----- Material to process
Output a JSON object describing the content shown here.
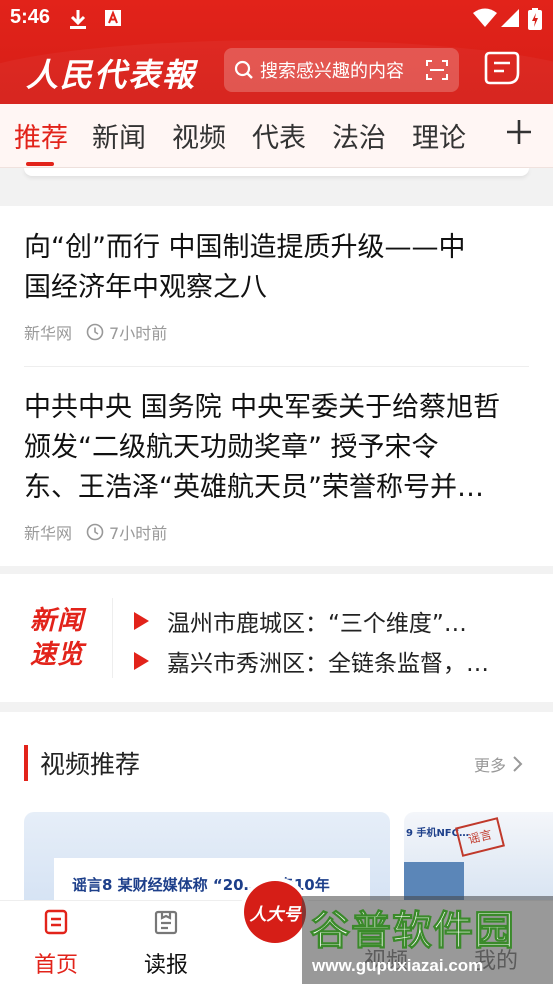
{
  "status_bar": {
    "time": "5:46"
  },
  "header": {
    "logo_text": "人民代表報",
    "search_placeholder": "搜索感兴趣的内容"
  },
  "tabs": [
    {
      "label": "推荐",
      "active": true
    },
    {
      "label": "新闻",
      "active": false
    },
    {
      "label": "视频",
      "active": false
    },
    {
      "label": "代表",
      "active": false
    },
    {
      "label": "法治",
      "active": false
    },
    {
      "label": "理论",
      "active": false
    }
  ],
  "articles": [
    {
      "title_lines": [
        "向“创”而行 中国制造提质升级——中",
        "国经济年中观察之八"
      ],
      "source": "新华网",
      "time": "7小时前"
    },
    {
      "title_lines": [
        "中共中央 国务院 中央军委关于给蔡旭哲",
        "颁发“二级航天功勋奖章” 授予宋令",
        "东、王浩泽“英雄航天员”荣誉称号并…"
      ],
      "source": "新华网",
      "time": "7小时前"
    }
  ],
  "news_flash": {
    "logo_line1": "新闻",
    "logo_line2": "速览",
    "items": [
      "温州市鹿城区：“三个维度”…",
      "嘉兴市秀洲区：全链条监督，…"
    ]
  },
  "video_section": {
    "title": "视频推荐",
    "more": "更多",
    "card1_label": "谣言8  某财经媒体称 “20… …专10年",
    "card2_label": "9  手机NFC…",
    "card2_stamp": "谣言"
  },
  "bottom_nav": {
    "home": "首页",
    "read": "读报",
    "center": "人大号",
    "video": "视频",
    "mine": "我的"
  },
  "watermark": {
    "title": "谷普软件园",
    "url": "www.gupuxiazai.com"
  },
  "colors": {
    "brand_red": "#e2231a",
    "text_dark": "#111111",
    "text_meta": "#999999"
  }
}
----------
What is being asked ->
Omit every image. Quote each record exactly.

Task response ->
Output a JSON object describing the content shown here.
{
  "status_bar": {
    "time": "5:46"
  },
  "header": {
    "logo_text": "人民代表報",
    "search_placeholder": "搜索感兴趣的内容"
  },
  "tabs": [
    {
      "label": "推荐",
      "active": true
    },
    {
      "label": "新闻",
      "active": false
    },
    {
      "label": "视频",
      "active": false
    },
    {
      "label": "代表",
      "active": false
    },
    {
      "label": "法治",
      "active": false
    },
    {
      "label": "理论",
      "active": false
    }
  ],
  "articles": [
    {
      "title_lines": [
        "向“创”而行 中国制造提质升级——中",
        "国经济年中观察之八"
      ],
      "source": "新华网",
      "time": "7小时前"
    },
    {
      "title_lines": [
        "中共中央 国务院 中央军委关于给蔡旭哲",
        "颁发“二级航天功勋奖章” 授予宋令",
        "东、王浩泽“英雄航天员”荣誉称号并…"
      ],
      "source": "新华网",
      "time": "7小时前"
    }
  ],
  "news_flash": {
    "logo_line1": "新闻",
    "logo_line2": "速览",
    "items": [
      "温州市鹿城区：“三个维度”…",
      "嘉兴市秀洲区：全链条监督，…"
    ]
  },
  "video_section": {
    "title": "视频推荐",
    "more": "更多",
    "card1_label": "谣言8  某财经媒体称 “20… …专10年",
    "card2_label": "9  手机NFC…",
    "card2_stamp": "谣言"
  },
  "bottom_nav": {
    "home": "首页",
    "read": "读报",
    "center": "人大号",
    "video": "视频",
    "mine": "我的"
  },
  "watermark": {
    "title": "谷普软件园",
    "url": "www.gupuxiazai.com"
  },
  "colors": {
    "brand_red": "#e2231a",
    "text_dark": "#111111",
    "text_meta": "#999999"
  }
}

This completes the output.